● Input data
------------

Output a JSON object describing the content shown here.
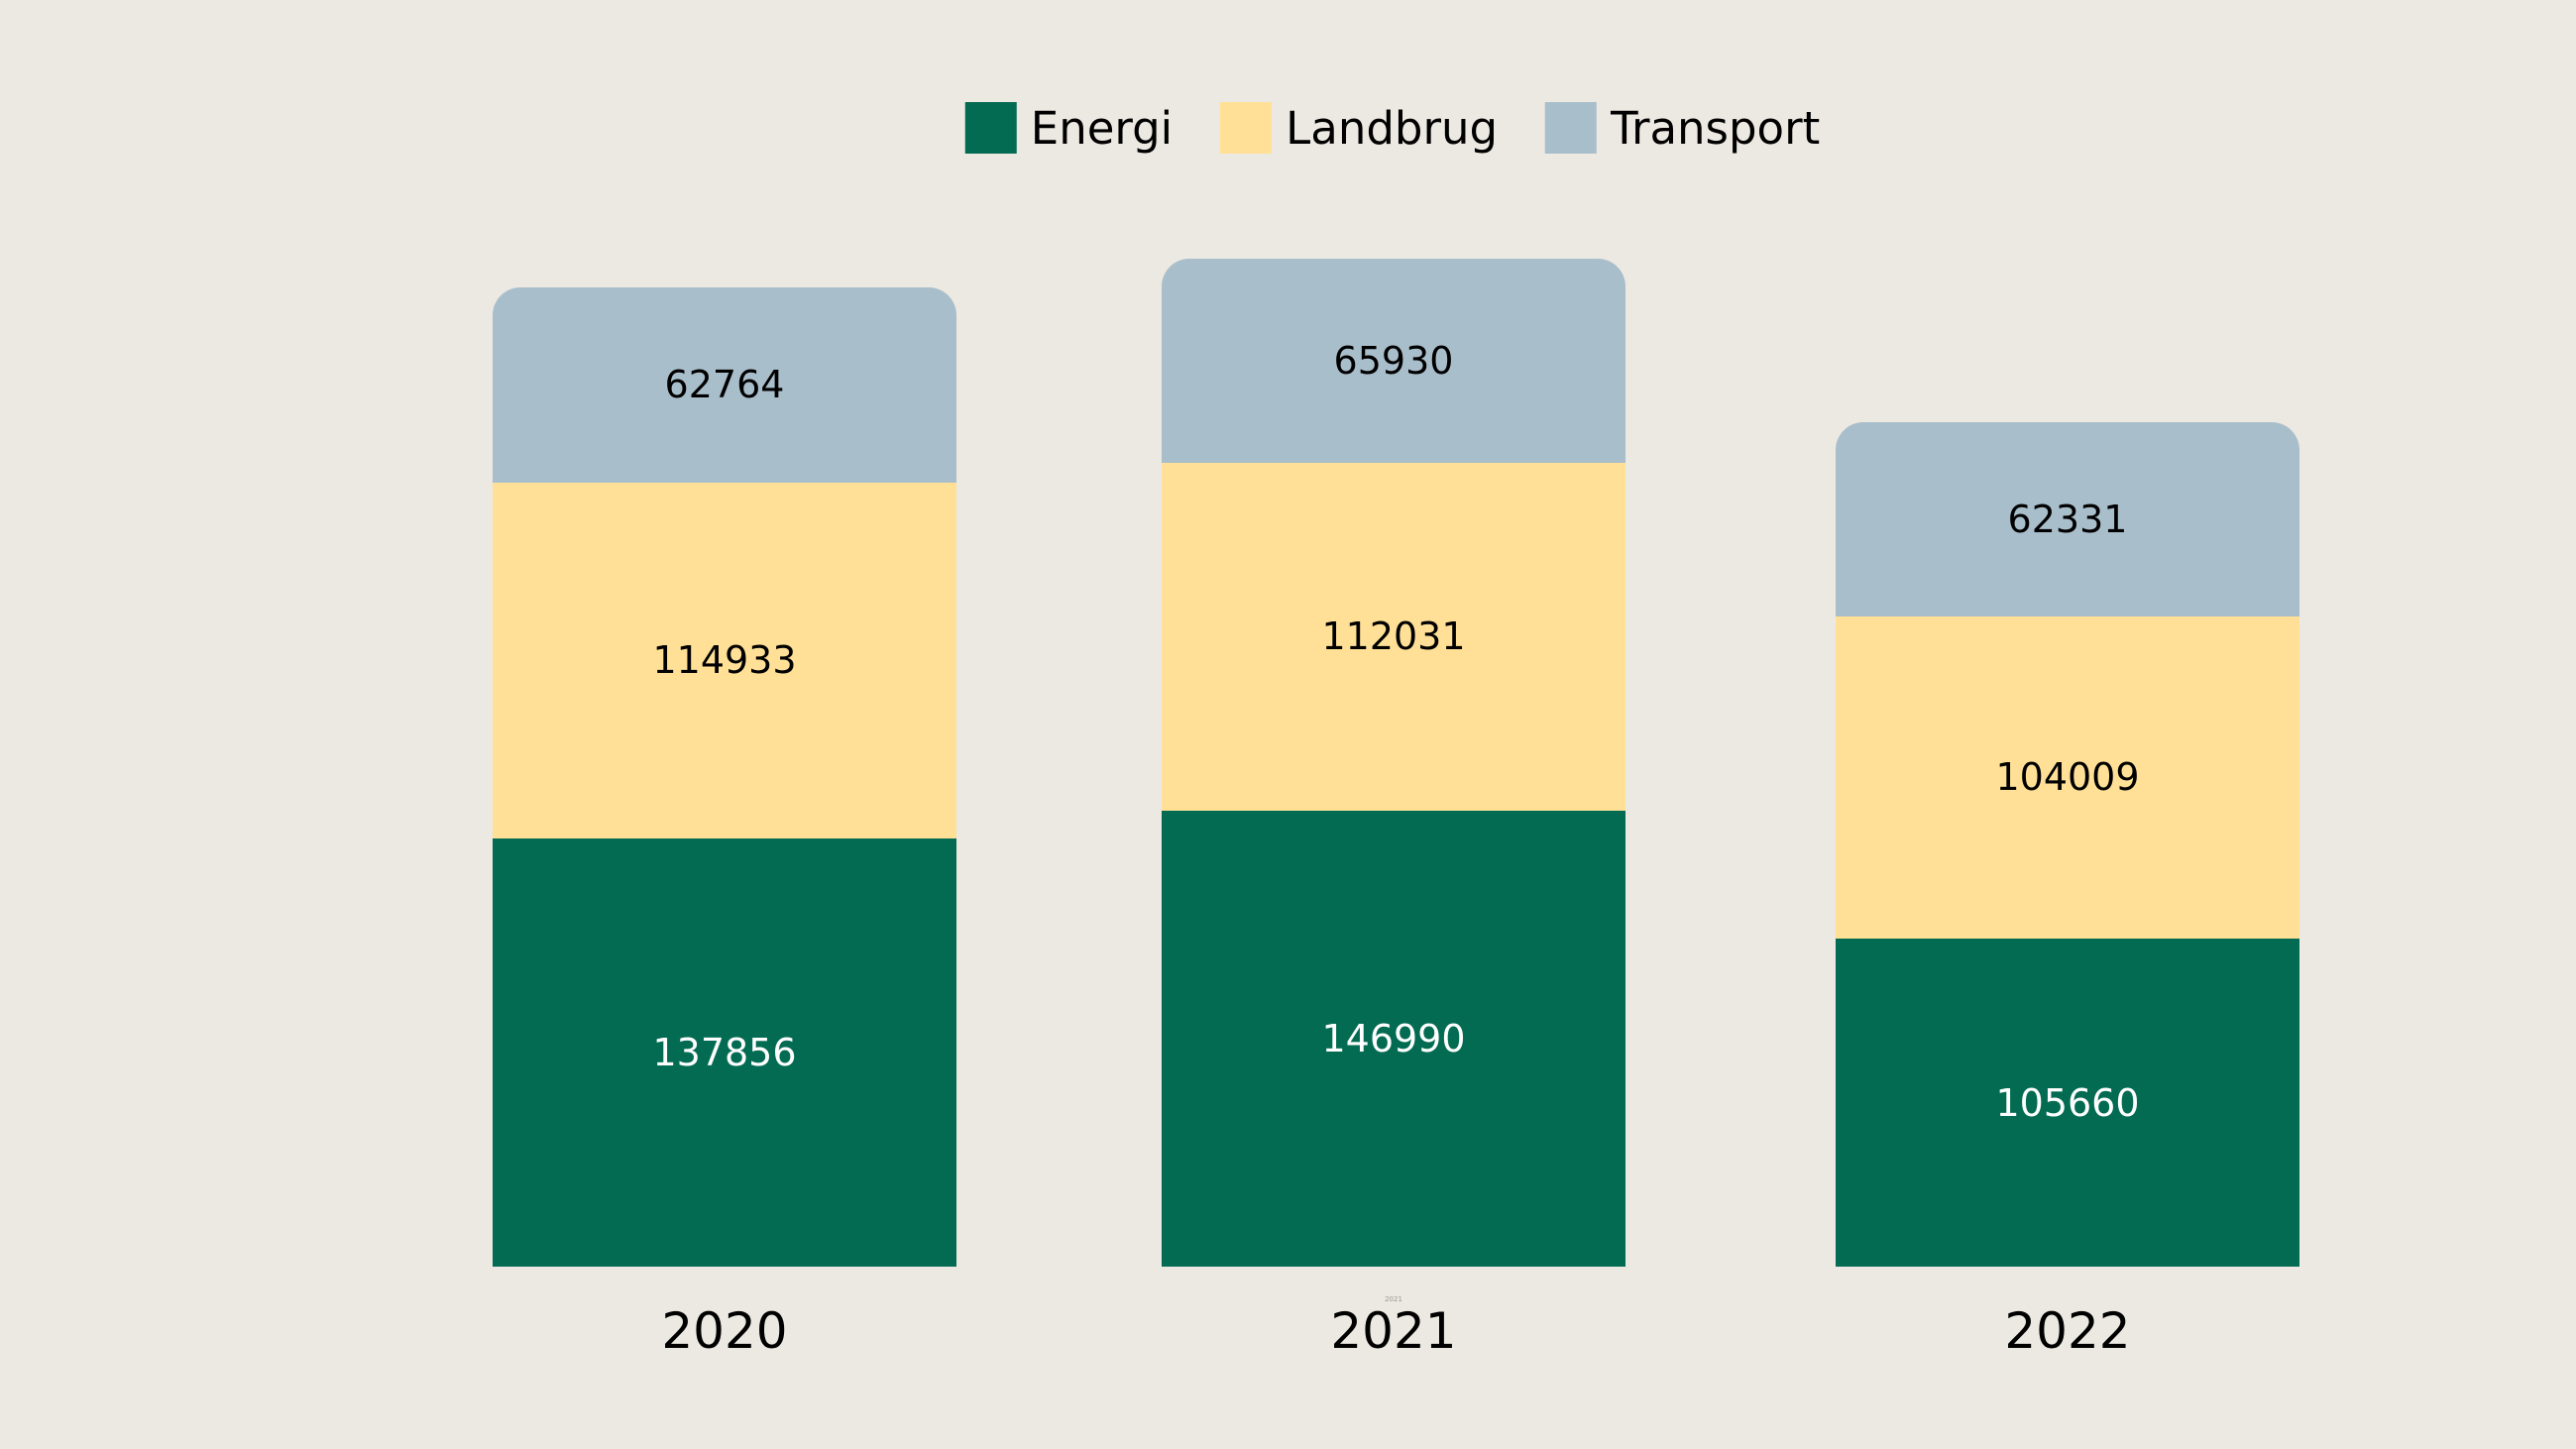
{
  "background_color": "#ECE9E2",
  "legend": {
    "position": "top-center"
  },
  "chart_data": {
    "type": "bar",
    "stacked": true,
    "orientation": "vertical",
    "categories": [
      "2020",
      "2021",
      "2022"
    ],
    "series": [
      {
        "name": "Energi",
        "color": "#046B53",
        "label_color": "#FFFFFF",
        "values": [
          137856,
          146990,
          105660
        ]
      },
      {
        "name": "Landbrug",
        "color": "#FFE096",
        "label_color": "#000000",
        "values": [
          114933,
          112031,
          104009
        ]
      },
      {
        "name": "Transport",
        "color": "#A9BECB",
        "label_color": "#000000",
        "values": [
          62764,
          65930,
          62331
        ]
      }
    ],
    "totals": [
      315553,
      324951,
      272000
    ],
    "value_labels": "centered inside each segment",
    "title": "",
    "xlabel": "",
    "ylabel": "",
    "axes_visible": false,
    "grid": false,
    "legend_entries": [
      "Energi",
      "Landbrug",
      "Transport"
    ]
  },
  "artifact": {
    "tiny_label_under_2021": "2021"
  }
}
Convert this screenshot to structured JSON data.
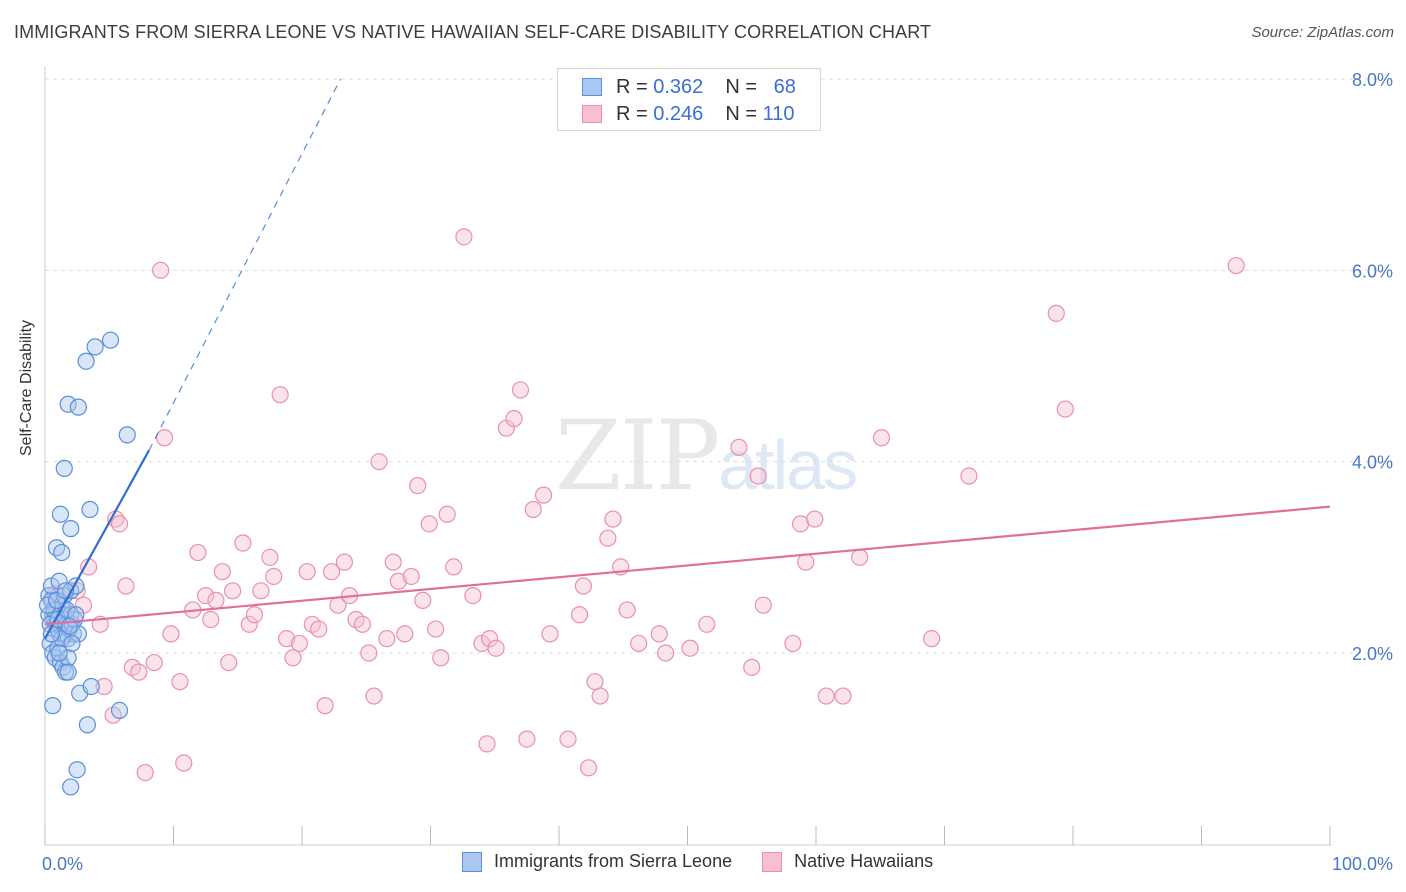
{
  "title": "IMMIGRANTS FROM SIERRA LEONE VS NATIVE HAWAIIAN SELF-CARE DISABILITY CORRELATION CHART",
  "source": "Source: ZipAtlas.com",
  "watermark": {
    "zip": "ZIP",
    "atlas": "atlas"
  },
  "legend_top": [
    {
      "r_label": "R =",
      "r_value": "0.362",
      "n_label": "N =",
      "n_value": "68"
    },
    {
      "r_label": "R =",
      "r_value": "0.246",
      "n_label": "N =",
      "n_value": "110"
    }
  ],
  "legend_bottom": [
    "Immigrants from Sierra Leone",
    "Native Hawaiians"
  ],
  "colors": {
    "blue_fill": "#aac8f0",
    "blue_stroke": "#5b8fd8",
    "blue_line": "#2f6fd1",
    "pink_fill": "#f6c0d2",
    "pink_stroke": "#e890ad",
    "pink_line": "#e07099",
    "grid": "#dddddd",
    "tick_text": "#4a78c8"
  },
  "chart_data": {
    "type": "scatter",
    "title": "IMMIGRANTS FROM SIERRA LEONE VS NATIVE HAWAIIAN SELF-CARE DISABILITY CORRELATION CHART",
    "xlabel": "",
    "ylabel": "Self-Care Disability",
    "xlim": [
      0,
      100
    ],
    "ylim": [
      0.0,
      8.2
    ],
    "x_ticks": [
      "0.0%",
      "100.0%"
    ],
    "y_ticks": [
      {
        "v": 2.0,
        "label": "2.0%"
      },
      {
        "v": 4.0,
        "label": "4.0%"
      },
      {
        "v": 6.0,
        "label": "6.0%"
      },
      {
        "v": 8.0,
        "label": "8.0%"
      }
    ],
    "series": [
      {
        "name": "Immigrants from Sierra Leone",
        "color": "blue",
        "trend": {
          "x0": 0.0,
          "y0": 2.15,
          "x1": 8.1,
          "y1": 4.12,
          "dash_x1": 23.0,
          "dash_y1": 8.0
        },
        "points": [
          [
            0.3,
            2.6
          ],
          [
            0.5,
            2.55
          ],
          [
            0.6,
            2.4
          ],
          [
            0.7,
            2.35
          ],
          [
            0.8,
            2.3
          ],
          [
            0.9,
            2.45
          ],
          [
            1.0,
            2.25
          ],
          [
            1.1,
            2.2
          ],
          [
            1.2,
            2.3
          ],
          [
            1.3,
            2.5
          ],
          [
            1.4,
            2.35
          ],
          [
            1.5,
            2.4
          ],
          [
            1.6,
            2.2
          ],
          [
            1.7,
            2.3
          ],
          [
            1.8,
            2.15
          ],
          [
            1.9,
            2.25
          ],
          [
            2.0,
            2.4
          ],
          [
            2.1,
            2.3
          ],
          [
            2.2,
            2.2
          ],
          [
            2.3,
            2.35
          ],
          [
            0.4,
            2.1
          ],
          [
            0.6,
            2.0
          ],
          [
            0.8,
            1.95
          ],
          [
            1.0,
            2.05
          ],
          [
            1.2,
            1.9
          ],
          [
            1.4,
            1.85
          ],
          [
            1.6,
            1.8
          ],
          [
            1.8,
            1.95
          ],
          [
            0.5,
            2.7
          ],
          [
            1.1,
            2.75
          ],
          [
            1.5,
            2.6
          ],
          [
            2.0,
            2.65
          ],
          [
            2.4,
            2.7
          ],
          [
            2.6,
            2.2
          ],
          [
            0.9,
            3.1
          ],
          [
            1.3,
            3.05
          ],
          [
            2.0,
            3.3
          ],
          [
            1.2,
            3.45
          ],
          [
            3.5,
            3.5
          ],
          [
            1.5,
            3.93
          ],
          [
            6.4,
            4.28
          ],
          [
            1.8,
            4.6
          ],
          [
            2.6,
            4.57
          ],
          [
            3.2,
            5.05
          ],
          [
            3.9,
            5.2
          ],
          [
            5.1,
            5.27
          ],
          [
            0.6,
            1.45
          ],
          [
            1.8,
            1.8
          ],
          [
            2.7,
            1.58
          ],
          [
            3.3,
            1.25
          ],
          [
            5.8,
            1.4
          ],
          [
            2.5,
            0.78
          ],
          [
            2.0,
            0.6
          ],
          [
            3.6,
            1.65
          ],
          [
            0.3,
            2.4
          ],
          [
            0.4,
            2.3
          ],
          [
            0.7,
            2.45
          ],
          [
            1.0,
            2.35
          ],
          [
            1.3,
            2.15
          ],
          [
            1.7,
            2.45
          ],
          [
            2.1,
            2.1
          ],
          [
            0.2,
            2.5
          ],
          [
            0.9,
            2.55
          ],
          [
            1.6,
            2.65
          ],
          [
            0.5,
            2.2
          ],
          [
            1.1,
            2.0
          ],
          [
            2.4,
            2.4
          ],
          [
            1.9,
            2.28
          ]
        ]
      },
      {
        "name": "Native Hawaiians",
        "color": "pink",
        "trend": {
          "x0": 0.0,
          "y0": 2.3,
          "x1": 100.0,
          "y1": 3.53
        },
        "points": [
          [
            0.5,
            2.55
          ],
          [
            1.0,
            2.6
          ],
          [
            1.5,
            2.45
          ],
          [
            2.5,
            2.65
          ],
          [
            3.0,
            2.5
          ],
          [
            3.4,
            2.9
          ],
          [
            4.3,
            2.3
          ],
          [
            4.6,
            1.65
          ],
          [
            5.3,
            1.35
          ],
          [
            5.5,
            3.4
          ],
          [
            5.8,
            3.35
          ],
          [
            6.3,
            2.7
          ],
          [
            6.8,
            1.85
          ],
          [
            7.3,
            1.8
          ],
          [
            7.8,
            0.75
          ],
          [
            8.5,
            1.9
          ],
          [
            9.0,
            6.0
          ],
          [
            9.3,
            4.25
          ],
          [
            9.8,
            2.2
          ],
          [
            10.5,
            1.7
          ],
          [
            10.8,
            0.85
          ],
          [
            11.5,
            2.45
          ],
          [
            11.9,
            3.05
          ],
          [
            12.5,
            2.6
          ],
          [
            12.9,
            2.35
          ],
          [
            13.3,
            2.55
          ],
          [
            13.8,
            2.85
          ],
          [
            14.3,
            1.9
          ],
          [
            14.6,
            2.65
          ],
          [
            15.4,
            3.15
          ],
          [
            15.9,
            2.3
          ],
          [
            16.3,
            2.4
          ],
          [
            16.8,
            2.65
          ],
          [
            17.5,
            3.0
          ],
          [
            17.8,
            2.8
          ],
          [
            18.3,
            4.7
          ],
          [
            18.8,
            2.15
          ],
          [
            19.3,
            1.95
          ],
          [
            19.8,
            2.1
          ],
          [
            20.4,
            2.85
          ],
          [
            20.8,
            2.3
          ],
          [
            21.3,
            2.25
          ],
          [
            21.8,
            1.45
          ],
          [
            22.3,
            2.85
          ],
          [
            22.8,
            2.5
          ],
          [
            23.3,
            2.95
          ],
          [
            23.7,
            2.6
          ],
          [
            24.2,
            2.35
          ],
          [
            24.7,
            2.3
          ],
          [
            25.2,
            2.0
          ],
          [
            25.6,
            1.55
          ],
          [
            26.0,
            4.0
          ],
          [
            26.6,
            2.15
          ],
          [
            27.1,
            2.95
          ],
          [
            27.5,
            2.75
          ],
          [
            28.0,
            2.2
          ],
          [
            28.5,
            2.8
          ],
          [
            29.0,
            3.75
          ],
          [
            29.4,
            2.55
          ],
          [
            29.9,
            3.35
          ],
          [
            30.4,
            2.25
          ],
          [
            30.8,
            1.95
          ],
          [
            31.3,
            3.45
          ],
          [
            31.8,
            2.9
          ],
          [
            32.6,
            6.35
          ],
          [
            33.3,
            2.6
          ],
          [
            34.0,
            2.1
          ],
          [
            34.6,
            2.15
          ],
          [
            35.1,
            2.05
          ],
          [
            34.4,
            1.05
          ],
          [
            35.9,
            4.35
          ],
          [
            36.5,
            4.45
          ],
          [
            37.0,
            4.75
          ],
          [
            37.5,
            1.1
          ],
          [
            38.0,
            3.5
          ],
          [
            38.8,
            3.65
          ],
          [
            39.3,
            2.2
          ],
          [
            40.7,
            1.1
          ],
          [
            41.6,
            2.4
          ],
          [
            41.9,
            2.7
          ],
          [
            42.3,
            0.8
          ],
          [
            42.8,
            1.7
          ],
          [
            43.2,
            1.55
          ],
          [
            43.8,
            3.2
          ],
          [
            44.2,
            3.4
          ],
          [
            44.8,
            2.9
          ],
          [
            45.3,
            2.45
          ],
          [
            46.2,
            2.1
          ],
          [
            47.8,
            2.2
          ],
          [
            48.3,
            2.0
          ],
          [
            50.2,
            2.05
          ],
          [
            51.5,
            2.3
          ],
          [
            54.0,
            4.15
          ],
          [
            55.0,
            1.85
          ],
          [
            55.5,
            3.85
          ],
          [
            55.9,
            2.5
          ],
          [
            58.2,
            2.1
          ],
          [
            58.8,
            3.35
          ],
          [
            59.2,
            2.95
          ],
          [
            59.9,
            3.4
          ],
          [
            60.8,
            1.55
          ],
          [
            62.1,
            1.55
          ],
          [
            63.4,
            3.0
          ],
          [
            65.1,
            4.25
          ],
          [
            69.0,
            2.15
          ],
          [
            71.9,
            3.85
          ],
          [
            78.7,
            5.55
          ],
          [
            79.4,
            4.55
          ],
          [
            92.7,
            6.05
          ],
          [
            0.8,
            2.62
          ]
        ]
      }
    ]
  }
}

------------

● Required work
Filter the listing above by the word "Hawaiians"; copy each line that passes.

● Correct response
    "Native Hawaiians"
        "name": "Native Hawaiians",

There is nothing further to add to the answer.